> [Aim] Output the material below in its entirety, exactly as given.

Data records
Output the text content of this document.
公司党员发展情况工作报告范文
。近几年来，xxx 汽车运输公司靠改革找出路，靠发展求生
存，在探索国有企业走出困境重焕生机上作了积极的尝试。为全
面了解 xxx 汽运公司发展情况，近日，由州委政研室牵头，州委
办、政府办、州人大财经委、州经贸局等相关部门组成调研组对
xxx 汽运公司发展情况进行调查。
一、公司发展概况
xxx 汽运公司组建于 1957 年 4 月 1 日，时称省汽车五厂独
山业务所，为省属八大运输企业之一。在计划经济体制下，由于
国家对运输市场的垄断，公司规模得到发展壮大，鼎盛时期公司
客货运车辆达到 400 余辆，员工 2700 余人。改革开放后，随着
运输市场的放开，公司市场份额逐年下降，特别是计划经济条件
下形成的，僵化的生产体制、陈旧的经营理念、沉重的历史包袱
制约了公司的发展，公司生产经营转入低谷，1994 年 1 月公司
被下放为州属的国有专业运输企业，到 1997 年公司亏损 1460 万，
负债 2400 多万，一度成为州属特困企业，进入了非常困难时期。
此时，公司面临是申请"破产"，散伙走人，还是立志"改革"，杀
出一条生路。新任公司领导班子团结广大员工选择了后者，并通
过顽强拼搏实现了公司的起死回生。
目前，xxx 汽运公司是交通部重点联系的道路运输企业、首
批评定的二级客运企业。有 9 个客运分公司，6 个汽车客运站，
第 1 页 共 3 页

> [The output]
Output the text content of this document.
公司党员发展情况工作报告范文
。近几年来，xxx 汽车运输公司靠改革找出路，靠发展求生
存，在探索国有企业走出困境重焕生机上作了积极的尝试。为全
面了解 xxx 汽运公司发展情况，近日，由州委政研室牵头，州委
办、政府办、州人大财经委、州经贸局等相关部门组成调研组对
xxx 汽运公司发展情况进行调查。
一、公司发展概况
xxx 汽运公司组建于 1957 年 4 月 1 日，时称省汽车五厂独
山业务所，为省属八大运输企业之一。在计划经济体制下，由于
国家对运输市场的垄断，公司规模得到发展壮大，鼎盛时期公司
客货运车辆达到 400 余辆，员工 2700 余人。改革开放后，随着
运输市场的放开，公司市场份额逐年下降，特别是计划经济条件
下形成的，僵化的生产体制、陈旧的经营理念、沉重的历史包袱
制约了公司的发展，公司生产经营转入低谷，1994 年 1 月公司
被下放为州属的国有专业运输企业，到 1997 年公司亏损 1460 万，
负债 2400 多万，一度成为州属特困企业，进入了非常困难时期。
此时，公司面临是申请"破产"，散伙走人，还是立志"改革"，杀
出一条生路。新任公司领导班子团结广大员工选择了后者，并通
过顽强拼搏实现了公司的起死回生。
目前，xxx 汽运公司是交通部重点联系的道路运输企业、首
批评定的二级客运企业。有 9 个客运分公司，6 个汽车客运站，
第 1 页 共 3 页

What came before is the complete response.